Output the entries verbatim, including every line.

^^^^

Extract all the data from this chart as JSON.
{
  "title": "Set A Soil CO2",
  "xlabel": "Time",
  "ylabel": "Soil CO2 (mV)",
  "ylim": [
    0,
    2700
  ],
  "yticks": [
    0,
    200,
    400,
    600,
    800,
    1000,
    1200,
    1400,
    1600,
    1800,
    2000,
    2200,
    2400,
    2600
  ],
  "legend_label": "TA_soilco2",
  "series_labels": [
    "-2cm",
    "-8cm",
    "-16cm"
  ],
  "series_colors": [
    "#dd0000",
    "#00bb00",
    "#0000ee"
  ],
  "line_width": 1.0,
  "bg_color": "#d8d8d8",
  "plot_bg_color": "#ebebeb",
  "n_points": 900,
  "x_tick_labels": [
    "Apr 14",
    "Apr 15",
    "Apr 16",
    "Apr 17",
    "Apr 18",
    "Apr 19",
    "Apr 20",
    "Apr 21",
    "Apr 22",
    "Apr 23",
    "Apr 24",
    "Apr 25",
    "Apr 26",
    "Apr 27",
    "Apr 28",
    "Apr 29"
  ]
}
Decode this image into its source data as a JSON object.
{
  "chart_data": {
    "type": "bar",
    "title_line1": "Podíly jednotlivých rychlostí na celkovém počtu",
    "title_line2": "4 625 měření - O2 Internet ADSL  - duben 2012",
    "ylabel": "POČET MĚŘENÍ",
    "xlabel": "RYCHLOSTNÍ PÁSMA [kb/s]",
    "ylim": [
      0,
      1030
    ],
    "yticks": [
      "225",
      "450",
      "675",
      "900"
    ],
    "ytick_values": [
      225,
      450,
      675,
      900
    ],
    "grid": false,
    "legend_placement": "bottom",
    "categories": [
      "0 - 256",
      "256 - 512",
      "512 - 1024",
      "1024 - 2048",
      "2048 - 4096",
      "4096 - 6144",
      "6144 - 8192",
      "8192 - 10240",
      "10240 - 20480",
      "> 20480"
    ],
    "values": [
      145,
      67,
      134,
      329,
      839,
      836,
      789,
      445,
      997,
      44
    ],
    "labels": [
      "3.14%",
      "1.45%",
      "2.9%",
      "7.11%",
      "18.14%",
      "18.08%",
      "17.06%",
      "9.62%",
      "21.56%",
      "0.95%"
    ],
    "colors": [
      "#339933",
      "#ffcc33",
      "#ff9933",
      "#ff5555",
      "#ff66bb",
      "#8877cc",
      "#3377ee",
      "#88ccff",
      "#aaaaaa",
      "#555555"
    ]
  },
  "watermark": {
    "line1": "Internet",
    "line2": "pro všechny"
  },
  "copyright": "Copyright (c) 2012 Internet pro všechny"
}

^^^^

WRITTEN RESPONSE ->
Extract all the data from this chart as JSON.
{
  "title": "Set A Soil CO2",
  "xlabel": "Time",
  "ylabel": "Soil CO2 (mV)",
  "ylim": [
    0,
    2700
  ],
  "yticks": [
    0,
    200,
    400,
    600,
    800,
    1000,
    1200,
    1400,
    1600,
    1800,
    2000,
    2200,
    2400,
    2600
  ],
  "legend_label": "TA_soilco2",
  "series_labels": [
    "-2cm",
    "-8cm",
    "-16cm"
  ],
  "series_colors": [
    "#dd0000",
    "#00bb00",
    "#0000ee"
  ],
  "line_width": 1.0,
  "bg_color": "#d8d8d8",
  "plot_bg_color": "#ebebeb",
  "n_points": 900,
  "x_tick_labels": [
    "Apr 14",
    "Apr 15",
    "Apr 16",
    "Apr 17",
    "Apr 18",
    "Apr 19",
    "Apr 20",
    "Apr 21",
    "Apr 22",
    "Apr 23",
    "Apr 24",
    "Apr 25",
    "Apr 26",
    "Apr 27",
    "Apr 28",
    "Apr 29"
  ]
}
Decode this image into its source data as a JSON object.
{
  "chart_data": {
    "type": "bar",
    "title_line1": "Podíly jednotlivých rychlostí na celkovém počtu",
    "title_line2": "4 625 měření - O2 Internet ADSL  - duben 2012",
    "ylabel": "POČET MĚŘENÍ",
    "xlabel": "RYCHLOSTNÍ PÁSMA [kb/s]",
    "ylim": [
      0,
      1030
    ],
    "yticks": [
      "225",
      "450",
      "675",
      "900"
    ],
    "ytick_values": [
      225,
      450,
      675,
      900
    ],
    "grid": false,
    "legend_placement": "bottom",
    "categories": [
      "0 - 256",
      "256 - 512",
      "512 - 1024",
      "1024 - 2048",
      "2048 - 4096",
      "4096 - 6144",
      "6144 - 8192",
      "8192 - 10240",
      "10240 - 20480",
      "> 20480"
    ],
    "values": [
      145,
      67,
      134,
      329,
      839,
      836,
      789,
      445,
      997,
      44
    ],
    "labels": [
      "3.14%",
      "1.45%",
      "2.9%",
      "7.11%",
      "18.14%",
      "18.08%",
      "17.06%",
      "9.62%",
      "21.56%",
      "0.95%"
    ],
    "colors": [
      "#339933",
      "#ffcc33",
      "#ff9933",
      "#ff5555",
      "#ff66bb",
      "#8877cc",
      "#3377ee",
      "#88ccff",
      "#aaaaaa",
      "#555555"
    ]
  },
  "watermark": {
    "line1": "Internet",
    "line2": "pro všechny"
  },
  "copyright": "Copyright (c) 2012 Internet pro všechny"
}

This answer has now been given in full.